_Job_
Every line below that mentions the word "image" should be copied out.

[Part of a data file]
===
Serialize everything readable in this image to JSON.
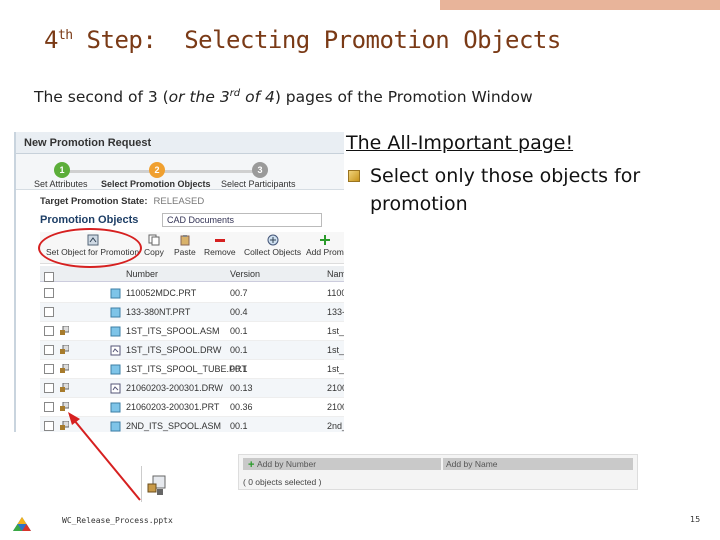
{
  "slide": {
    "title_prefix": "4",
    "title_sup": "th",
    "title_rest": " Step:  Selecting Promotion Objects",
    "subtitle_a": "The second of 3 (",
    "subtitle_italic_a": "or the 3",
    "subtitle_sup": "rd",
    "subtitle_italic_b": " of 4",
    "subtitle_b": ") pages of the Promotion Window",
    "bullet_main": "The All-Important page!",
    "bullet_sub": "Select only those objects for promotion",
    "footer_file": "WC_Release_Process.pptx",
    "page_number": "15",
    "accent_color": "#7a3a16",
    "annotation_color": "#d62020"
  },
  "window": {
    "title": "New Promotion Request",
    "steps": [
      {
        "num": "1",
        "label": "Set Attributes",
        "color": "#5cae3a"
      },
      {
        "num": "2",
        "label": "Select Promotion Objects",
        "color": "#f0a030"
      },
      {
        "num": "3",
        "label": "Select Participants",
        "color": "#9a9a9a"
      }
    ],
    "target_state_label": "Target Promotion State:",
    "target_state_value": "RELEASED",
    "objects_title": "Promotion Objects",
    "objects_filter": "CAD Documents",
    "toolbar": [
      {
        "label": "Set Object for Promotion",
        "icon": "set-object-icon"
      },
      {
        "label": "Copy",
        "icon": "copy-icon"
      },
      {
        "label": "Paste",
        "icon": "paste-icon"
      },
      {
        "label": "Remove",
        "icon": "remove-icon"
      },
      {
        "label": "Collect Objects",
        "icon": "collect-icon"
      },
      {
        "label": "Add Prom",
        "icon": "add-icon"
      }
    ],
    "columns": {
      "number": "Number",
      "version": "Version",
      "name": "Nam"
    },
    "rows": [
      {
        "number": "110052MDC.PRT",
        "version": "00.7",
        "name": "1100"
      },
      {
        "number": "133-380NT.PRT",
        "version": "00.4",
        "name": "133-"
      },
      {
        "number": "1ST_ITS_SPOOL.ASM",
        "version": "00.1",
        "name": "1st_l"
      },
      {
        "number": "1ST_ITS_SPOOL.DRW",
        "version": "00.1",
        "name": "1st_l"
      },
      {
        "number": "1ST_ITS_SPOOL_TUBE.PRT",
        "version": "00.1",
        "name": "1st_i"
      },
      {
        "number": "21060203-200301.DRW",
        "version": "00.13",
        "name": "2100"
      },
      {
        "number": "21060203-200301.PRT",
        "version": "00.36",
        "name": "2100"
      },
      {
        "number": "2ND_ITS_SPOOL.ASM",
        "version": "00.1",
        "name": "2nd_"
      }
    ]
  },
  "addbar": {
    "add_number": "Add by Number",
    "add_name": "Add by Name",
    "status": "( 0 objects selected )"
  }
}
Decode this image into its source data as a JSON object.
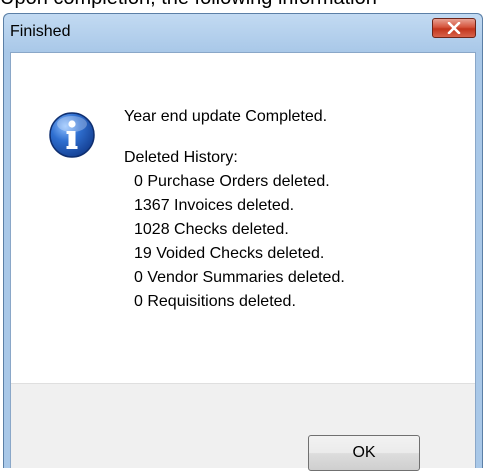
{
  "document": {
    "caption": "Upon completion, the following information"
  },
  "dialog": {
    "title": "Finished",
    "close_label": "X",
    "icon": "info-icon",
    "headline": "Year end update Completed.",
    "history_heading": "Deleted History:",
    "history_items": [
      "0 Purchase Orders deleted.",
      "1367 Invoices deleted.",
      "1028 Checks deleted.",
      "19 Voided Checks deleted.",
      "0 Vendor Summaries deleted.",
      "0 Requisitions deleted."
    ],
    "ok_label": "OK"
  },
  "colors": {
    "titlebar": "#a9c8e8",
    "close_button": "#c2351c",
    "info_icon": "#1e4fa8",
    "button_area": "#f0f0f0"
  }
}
===
_Task answer_
Serialize everything readable in this image to JSON.
Decode this image into its source data as a JSON object.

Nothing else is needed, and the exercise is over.